[Start Provided information]

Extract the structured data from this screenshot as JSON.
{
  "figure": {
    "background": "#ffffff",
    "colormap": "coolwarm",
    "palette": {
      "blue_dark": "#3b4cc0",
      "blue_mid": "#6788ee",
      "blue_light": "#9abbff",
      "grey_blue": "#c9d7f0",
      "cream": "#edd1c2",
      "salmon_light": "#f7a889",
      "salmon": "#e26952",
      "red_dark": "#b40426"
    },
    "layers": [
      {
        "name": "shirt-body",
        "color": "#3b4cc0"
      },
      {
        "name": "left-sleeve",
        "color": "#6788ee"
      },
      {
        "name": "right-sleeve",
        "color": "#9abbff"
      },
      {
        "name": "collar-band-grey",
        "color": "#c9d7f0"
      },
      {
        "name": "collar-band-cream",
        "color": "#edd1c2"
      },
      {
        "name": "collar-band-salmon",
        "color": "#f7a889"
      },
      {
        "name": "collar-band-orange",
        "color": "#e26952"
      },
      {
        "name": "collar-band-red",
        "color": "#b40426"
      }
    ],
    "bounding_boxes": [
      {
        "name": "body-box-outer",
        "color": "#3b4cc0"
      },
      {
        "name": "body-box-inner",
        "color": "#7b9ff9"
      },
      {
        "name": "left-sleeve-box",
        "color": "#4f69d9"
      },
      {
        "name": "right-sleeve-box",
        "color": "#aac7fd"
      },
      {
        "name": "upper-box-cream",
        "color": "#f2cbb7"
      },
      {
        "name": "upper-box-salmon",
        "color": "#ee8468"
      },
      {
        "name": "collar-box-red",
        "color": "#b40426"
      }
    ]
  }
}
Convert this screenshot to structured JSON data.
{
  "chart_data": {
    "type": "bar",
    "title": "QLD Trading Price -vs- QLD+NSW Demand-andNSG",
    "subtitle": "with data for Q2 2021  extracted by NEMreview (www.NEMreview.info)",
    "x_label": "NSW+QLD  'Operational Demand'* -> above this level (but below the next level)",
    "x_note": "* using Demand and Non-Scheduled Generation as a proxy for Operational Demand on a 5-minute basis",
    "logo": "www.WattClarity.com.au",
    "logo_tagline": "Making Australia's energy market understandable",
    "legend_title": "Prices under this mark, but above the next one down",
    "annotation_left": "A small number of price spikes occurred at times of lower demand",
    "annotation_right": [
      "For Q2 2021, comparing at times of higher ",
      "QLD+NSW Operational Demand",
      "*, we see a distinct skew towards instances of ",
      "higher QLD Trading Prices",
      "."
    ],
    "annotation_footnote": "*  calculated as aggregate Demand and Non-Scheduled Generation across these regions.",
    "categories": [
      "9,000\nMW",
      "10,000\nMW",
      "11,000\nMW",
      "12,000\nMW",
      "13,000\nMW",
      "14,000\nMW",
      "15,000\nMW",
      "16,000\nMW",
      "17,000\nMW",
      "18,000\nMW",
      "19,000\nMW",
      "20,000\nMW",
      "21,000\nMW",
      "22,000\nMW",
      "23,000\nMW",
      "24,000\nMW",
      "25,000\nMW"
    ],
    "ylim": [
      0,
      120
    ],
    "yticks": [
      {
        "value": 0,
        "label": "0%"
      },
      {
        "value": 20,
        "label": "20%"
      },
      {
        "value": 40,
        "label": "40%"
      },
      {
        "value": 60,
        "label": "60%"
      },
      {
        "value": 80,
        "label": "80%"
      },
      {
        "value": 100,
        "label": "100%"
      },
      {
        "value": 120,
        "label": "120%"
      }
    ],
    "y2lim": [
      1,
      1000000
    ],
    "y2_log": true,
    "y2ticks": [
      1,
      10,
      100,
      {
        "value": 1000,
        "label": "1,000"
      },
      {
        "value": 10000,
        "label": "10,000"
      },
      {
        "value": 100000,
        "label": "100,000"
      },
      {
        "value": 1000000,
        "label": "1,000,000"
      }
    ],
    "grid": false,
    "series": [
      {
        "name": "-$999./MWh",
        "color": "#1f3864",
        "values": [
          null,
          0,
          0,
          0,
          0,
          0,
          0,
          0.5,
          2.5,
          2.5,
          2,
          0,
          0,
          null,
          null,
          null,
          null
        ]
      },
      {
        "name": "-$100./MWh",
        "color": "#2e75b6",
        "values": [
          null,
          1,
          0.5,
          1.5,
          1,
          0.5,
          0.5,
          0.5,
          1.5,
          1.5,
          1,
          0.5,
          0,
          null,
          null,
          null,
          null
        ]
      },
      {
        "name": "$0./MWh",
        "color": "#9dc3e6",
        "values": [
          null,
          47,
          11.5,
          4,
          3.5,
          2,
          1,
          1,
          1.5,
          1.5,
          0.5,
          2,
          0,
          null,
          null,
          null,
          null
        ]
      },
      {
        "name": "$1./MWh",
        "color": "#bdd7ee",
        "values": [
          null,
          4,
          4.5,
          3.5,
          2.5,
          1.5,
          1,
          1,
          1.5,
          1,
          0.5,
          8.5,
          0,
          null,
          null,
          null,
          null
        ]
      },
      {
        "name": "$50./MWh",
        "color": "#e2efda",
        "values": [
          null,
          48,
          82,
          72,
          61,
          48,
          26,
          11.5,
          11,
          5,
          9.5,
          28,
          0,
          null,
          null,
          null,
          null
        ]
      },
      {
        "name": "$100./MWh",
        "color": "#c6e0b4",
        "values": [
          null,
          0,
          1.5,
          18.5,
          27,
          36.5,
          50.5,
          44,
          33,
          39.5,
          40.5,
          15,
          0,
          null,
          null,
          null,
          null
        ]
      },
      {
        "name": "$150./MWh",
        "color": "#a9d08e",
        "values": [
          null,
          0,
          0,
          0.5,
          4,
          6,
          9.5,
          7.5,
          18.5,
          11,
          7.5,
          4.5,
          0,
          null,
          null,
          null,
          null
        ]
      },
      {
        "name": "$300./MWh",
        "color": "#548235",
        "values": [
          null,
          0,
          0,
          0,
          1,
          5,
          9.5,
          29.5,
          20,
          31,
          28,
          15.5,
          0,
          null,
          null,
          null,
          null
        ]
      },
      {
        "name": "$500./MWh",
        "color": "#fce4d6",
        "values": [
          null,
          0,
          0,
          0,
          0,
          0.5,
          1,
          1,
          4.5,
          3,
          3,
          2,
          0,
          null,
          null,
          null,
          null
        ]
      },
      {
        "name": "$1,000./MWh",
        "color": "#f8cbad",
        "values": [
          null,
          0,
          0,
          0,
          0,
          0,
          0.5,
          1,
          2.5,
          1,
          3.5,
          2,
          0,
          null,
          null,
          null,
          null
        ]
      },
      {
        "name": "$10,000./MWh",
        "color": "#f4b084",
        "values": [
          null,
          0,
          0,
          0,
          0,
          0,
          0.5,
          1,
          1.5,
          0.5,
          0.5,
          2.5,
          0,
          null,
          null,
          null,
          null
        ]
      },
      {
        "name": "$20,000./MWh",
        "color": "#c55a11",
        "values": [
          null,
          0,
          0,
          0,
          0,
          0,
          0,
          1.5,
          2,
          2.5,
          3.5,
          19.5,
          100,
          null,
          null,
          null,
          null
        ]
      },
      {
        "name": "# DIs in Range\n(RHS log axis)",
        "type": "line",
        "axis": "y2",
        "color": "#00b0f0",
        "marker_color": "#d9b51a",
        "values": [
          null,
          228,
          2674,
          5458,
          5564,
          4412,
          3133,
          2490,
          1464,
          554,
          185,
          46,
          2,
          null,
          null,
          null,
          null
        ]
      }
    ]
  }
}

[End Provided information]

Write out every entry again exactly, please, with nothing missing.

Extract the structured data from this screenshot as JSON.
{
  "figure": {
    "background": "#ffffff",
    "colormap": "coolwarm",
    "palette": {
      "blue_dark": "#3b4cc0",
      "blue_mid": "#6788ee",
      "blue_light": "#9abbff",
      "grey_blue": "#c9d7f0",
      "cream": "#edd1c2",
      "salmon_light": "#f7a889",
      "salmon": "#e26952",
      "red_dark": "#b40426"
    },
    "layers": [
      {
        "name": "shirt-body",
        "color": "#3b4cc0"
      },
      {
        "name": "left-sleeve",
        "color": "#6788ee"
      },
      {
        "name": "right-sleeve",
        "color": "#9abbff"
      },
      {
        "name": "collar-band-grey",
        "color": "#c9d7f0"
      },
      {
        "name": "collar-band-cream",
        "color": "#edd1c2"
      },
      {
        "name": "collar-band-salmon",
        "color": "#f7a889"
      },
      {
        "name": "collar-band-orange",
        "color": "#e26952"
      },
      {
        "name": "collar-band-red",
        "color": "#b40426"
      }
    ],
    "bounding_boxes": [
      {
        "name": "body-box-outer",
        "color": "#3b4cc0"
      },
      {
        "name": "body-box-inner",
        "color": "#7b9ff9"
      },
      {
        "name": "left-sleeve-box",
        "color": "#4f69d9"
      },
      {
        "name": "right-sleeve-box",
        "color": "#aac7fd"
      },
      {
        "name": "upper-box-cream",
        "color": "#f2cbb7"
      },
      {
        "name": "upper-box-salmon",
        "color": "#ee8468"
      },
      {
        "name": "collar-box-red",
        "color": "#b40426"
      }
    ]
  }
}
Convert this screenshot to structured JSON data.
{
  "chart_data": {
    "type": "bar",
    "title": "QLD Trading Price -vs- QLD+NSW Demand-andNSG",
    "subtitle": "with data for Q2 2021  extracted by NEMreview (www.NEMreview.info)",
    "x_label": "NSW+QLD  'Operational Demand'* -> above this level (but below the next level)",
    "x_note": "* using Demand and Non-Scheduled Generation as a proxy for Operational Demand on a 5-minute basis",
    "logo": "www.WattClarity.com.au",
    "logo_tagline": "Making Australia's energy market understandable",
    "legend_title": "Prices under this mark, but above the next one down",
    "annotation_left": "A small number of price spikes occurred at times of lower demand",
    "annotation_right": [
      "For Q2 2021, comparing at times of higher ",
      "QLD+NSW Operational Demand",
      "*, we see a distinct skew towards instances of ",
      "higher QLD Trading Prices",
      "."
    ],
    "annotation_footnote": "*  calculated as aggregate Demand and Non-Scheduled Generation across these regions.",
    "categories": [
      "9,000\nMW",
      "10,000\nMW",
      "11,000\nMW",
      "12,000\nMW",
      "13,000\nMW",
      "14,000\nMW",
      "15,000\nMW",
      "16,000\nMW",
      "17,000\nMW",
      "18,000\nMW",
      "19,000\nMW",
      "20,000\nMW",
      "21,000\nMW",
      "22,000\nMW",
      "23,000\nMW",
      "24,000\nMW",
      "25,000\nMW"
    ],
    "ylim": [
      0,
      120
    ],
    "yticks": [
      {
        "value": 0,
        "label": "0%"
      },
      {
        "value": 20,
        "label": "20%"
      },
      {
        "value": 40,
        "label": "40%"
      },
      {
        "value": 60,
        "label": "60%"
      },
      {
        "value": 80,
        "label": "80%"
      },
      {
        "value": 100,
        "label": "100%"
      },
      {
        "value": 120,
        "label": "120%"
      }
    ],
    "y2lim": [
      1,
      1000000
    ],
    "y2_log": true,
    "y2ticks": [
      1,
      10,
      100,
      {
        "value": 1000,
        "label": "1,000"
      },
      {
        "value": 10000,
        "label": "10,000"
      },
      {
        "value": 100000,
        "label": "100,000"
      },
      {
        "value": 1000000,
        "label": "1,000,000"
      }
    ],
    "grid": false,
    "series": [
      {
        "name": "-$999./MWh",
        "color": "#1f3864",
        "values": [
          null,
          0,
          0,
          0,
          0,
          0,
          0,
          0.5,
          2.5,
          2.5,
          2,
          0,
          0,
          null,
          null,
          null,
          null
        ]
      },
      {
        "name": "-$100./MWh",
        "color": "#2e75b6",
        "values": [
          null,
          1,
          0.5,
          1.5,
          1,
          0.5,
          0.5,
          0.5,
          1.5,
          1.5,
          1,
          0.5,
          0,
          null,
          null,
          null,
          null
        ]
      },
      {
        "name": "$0./MWh",
        "color": "#9dc3e6",
        "values": [
          null,
          47,
          11.5,
          4,
          3.5,
          2,
          1,
          1,
          1.5,
          1.5,
          0.5,
          2,
          0,
          null,
          null,
          null,
          null
        ]
      },
      {
        "name": "$1./MWh",
        "color": "#bdd7ee",
        "values": [
          null,
          4,
          4.5,
          3.5,
          2.5,
          1.5,
          1,
          1,
          1.5,
          1,
          0.5,
          8.5,
          0,
          null,
          null,
          null,
          null
        ]
      },
      {
        "name": "$50./MWh",
        "color": "#e2efda",
        "values": [
          null,
          48,
          82,
          72,
          61,
          48,
          26,
          11.5,
          11,
          5,
          9.5,
          28,
          0,
          null,
          null,
          null,
          null
        ]
      },
      {
        "name": "$100./MWh",
        "color": "#c6e0b4",
        "values": [
          null,
          0,
          1.5,
          18.5,
          27,
          36.5,
          50.5,
          44,
          33,
          39.5,
          40.5,
          15,
          0,
          null,
          null,
          null,
          null
        ]
      },
      {
        "name": "$150./MWh",
        "color": "#a9d08e",
        "values": [
          null,
          0,
          0,
          0.5,
          4,
          6,
          9.5,
          7.5,
          18.5,
          11,
          7.5,
          4.5,
          0,
          null,
          null,
          null,
          null
        ]
      },
      {
        "name": "$300./MWh",
        "color": "#548235",
        "values": [
          null,
          0,
          0,
          0,
          1,
          5,
          9.5,
          29.5,
          20,
          31,
          28,
          15.5,
          0,
          null,
          null,
          null,
          null
        ]
      },
      {
        "name": "$500./MWh",
        "color": "#fce4d6",
        "values": [
          null,
          0,
          0,
          0,
          0,
          0.5,
          1,
          1,
          4.5,
          3,
          3,
          2,
          0,
          null,
          null,
          null,
          null
        ]
      },
      {
        "name": "$1,000./MWh",
        "color": "#f8cbad",
        "values": [
          null,
          0,
          0,
          0,
          0,
          0,
          0.5,
          1,
          2.5,
          1,
          3.5,
          2,
          0,
          null,
          null,
          null,
          null
        ]
      },
      {
        "name": "$10,000./MWh",
        "color": "#f4b084",
        "values": [
          null,
          0,
          0,
          0,
          0,
          0,
          0.5,
          1,
          1.5,
          0.5,
          0.5,
          2.5,
          0,
          null,
          null,
          null,
          null
        ]
      },
      {
        "name": "$20,000./MWh",
        "color": "#c55a11",
        "values": [
          null,
          0,
          0,
          0,
          0,
          0,
          0,
          1.5,
          2,
          2.5,
          3.5,
          19.5,
          100,
          null,
          null,
          null,
          null
        ]
      },
      {
        "name": "# DIs in Range\n(RHS log axis)",
        "type": "line",
        "axis": "y2",
        "color": "#00b0f0",
        "marker_color": "#d9b51a",
        "values": [
          null,
          228,
          2674,
          5458,
          5564,
          4412,
          3133,
          2490,
          1464,
          554,
          185,
          46,
          2,
          null,
          null,
          null,
          null
        ]
      }
    ]
  }
}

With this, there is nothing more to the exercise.